What to work on |
Reproduce all of the data that follows, character for character.

Stored records |
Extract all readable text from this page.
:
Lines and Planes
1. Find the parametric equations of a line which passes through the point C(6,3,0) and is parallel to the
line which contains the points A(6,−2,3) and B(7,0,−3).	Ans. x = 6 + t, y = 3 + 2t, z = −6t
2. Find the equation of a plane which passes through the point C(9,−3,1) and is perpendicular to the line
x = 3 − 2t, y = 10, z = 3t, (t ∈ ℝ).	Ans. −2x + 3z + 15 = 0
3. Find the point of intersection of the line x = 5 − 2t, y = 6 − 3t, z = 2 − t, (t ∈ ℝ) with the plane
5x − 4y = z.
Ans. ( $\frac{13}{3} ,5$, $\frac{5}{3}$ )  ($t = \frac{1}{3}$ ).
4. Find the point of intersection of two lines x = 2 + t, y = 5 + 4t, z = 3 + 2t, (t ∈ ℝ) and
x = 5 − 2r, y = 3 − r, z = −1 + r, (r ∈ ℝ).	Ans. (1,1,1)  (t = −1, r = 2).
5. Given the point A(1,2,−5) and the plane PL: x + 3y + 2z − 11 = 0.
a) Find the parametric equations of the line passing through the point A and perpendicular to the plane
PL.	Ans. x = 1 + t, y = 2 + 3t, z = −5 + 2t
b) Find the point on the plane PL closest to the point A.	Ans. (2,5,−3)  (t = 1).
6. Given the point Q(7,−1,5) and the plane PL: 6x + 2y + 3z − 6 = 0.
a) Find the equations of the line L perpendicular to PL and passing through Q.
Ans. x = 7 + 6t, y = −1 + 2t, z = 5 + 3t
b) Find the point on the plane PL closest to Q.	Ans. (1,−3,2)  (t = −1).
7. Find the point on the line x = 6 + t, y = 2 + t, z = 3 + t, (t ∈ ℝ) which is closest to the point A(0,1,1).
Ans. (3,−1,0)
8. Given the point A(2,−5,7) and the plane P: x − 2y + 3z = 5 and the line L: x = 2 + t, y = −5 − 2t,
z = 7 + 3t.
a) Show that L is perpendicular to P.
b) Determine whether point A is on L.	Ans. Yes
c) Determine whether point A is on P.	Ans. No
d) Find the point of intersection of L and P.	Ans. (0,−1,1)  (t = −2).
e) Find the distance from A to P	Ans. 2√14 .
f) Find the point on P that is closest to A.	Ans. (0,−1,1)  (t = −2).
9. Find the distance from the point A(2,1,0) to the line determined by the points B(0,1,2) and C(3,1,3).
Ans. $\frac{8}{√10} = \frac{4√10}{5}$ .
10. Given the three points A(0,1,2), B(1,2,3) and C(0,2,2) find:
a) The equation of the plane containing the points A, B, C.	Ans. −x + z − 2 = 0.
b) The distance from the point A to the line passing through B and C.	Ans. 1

The result |
Extract all readable text from this page.
:
Lines and Planes
1. Find the parametric equations of a line which passes through the point C(6,3,0) and is parallel to the
line which contains the points A(6,−2,3) and B(7,0,−3).	Ans. x = 6 + t, y = 3 + 2t, z = −6t
2. Find the equation of a plane which passes through the point C(9,−3,1) and is perpendicular to the line
x = 3 − 2t, y = 10, z = 3t, (t ∈ ℝ).	Ans. −2x + 3z + 15 = 0
3. Find the point of intersection of the line x = 5 − 2t, y = 6 − 3t, z = 2 − t, (t ∈ ℝ) with the plane
5x − 4y = z.
Ans. ( $\frac{13}{3} ,5$, $\frac{5}{3}$ )  ($t = \frac{1}{3}$ ).
4. Find the point of intersection of two lines x = 2 + t, y = 5 + 4t, z = 3 + 2t, (t ∈ ℝ) and
x = 5 − 2r, y = 3 − r, z = −1 + r, (r ∈ ℝ).	Ans. (1,1,1)  (t = −1, r = 2).
5. Given the point A(1,2,−5) and the plane PL: x + 3y + 2z − 11 = 0.
a) Find the parametric equations of the line passing through the point A and perpendicular to the plane
PL.	Ans. x = 1 + t, y = 2 + 3t, z = −5 + 2t
b) Find the point on the plane PL closest to the point A.	Ans. (2,5,−3)  (t = 1).
6. Given the point Q(7,−1,5) and the plane PL: 6x + 2y + 3z − 6 = 0.
a) Find the equations of the line L perpendicular to PL and passing through Q.
Ans. x = 7 + 6t, y = −1 + 2t, z = 5 + 3t
b) Find the point on the plane PL closest to Q.	Ans. (1,−3,2)  (t = −1).
7. Find the point on the line x = 6 + t, y = 2 + t, z = 3 + t, (t ∈ ℝ) which is closest to the point A(0,1,1).
Ans. (3,−1,0)
8. Given the point A(2,−5,7) and the plane P: x − 2y + 3z = 5 and the line L: x = 2 + t, y = −5 − 2t,
z = 7 + 3t.
a) Show that L is perpendicular to P.
b) Determine whether point A is on L.	Ans. Yes
c) Determine whether point A is on P.	Ans. No
d) Find the point of intersection of L and P.	Ans. (0,−1,1)  (t = −2).
e) Find the distance from A to P	Ans. 2√14 .
f) Find the point on P that is closest to A.	Ans. (0,−1,1)  (t = −2).
9. Find the distance from the point A(2,1,0) to the line determined by the points B(0,1,2) and C(3,1,3).
Ans. $\frac{8}{√10} = \frac{4√10}{5}$ .
10. Given the three points A(0,1,2), B(1,2,3) and C(0,2,2) find:
a) The equation of the plane containing the points A, B, C.	Ans. −x + z − 2 = 0.
b) The distance from the point A to the line passing through B and C.	Ans. 1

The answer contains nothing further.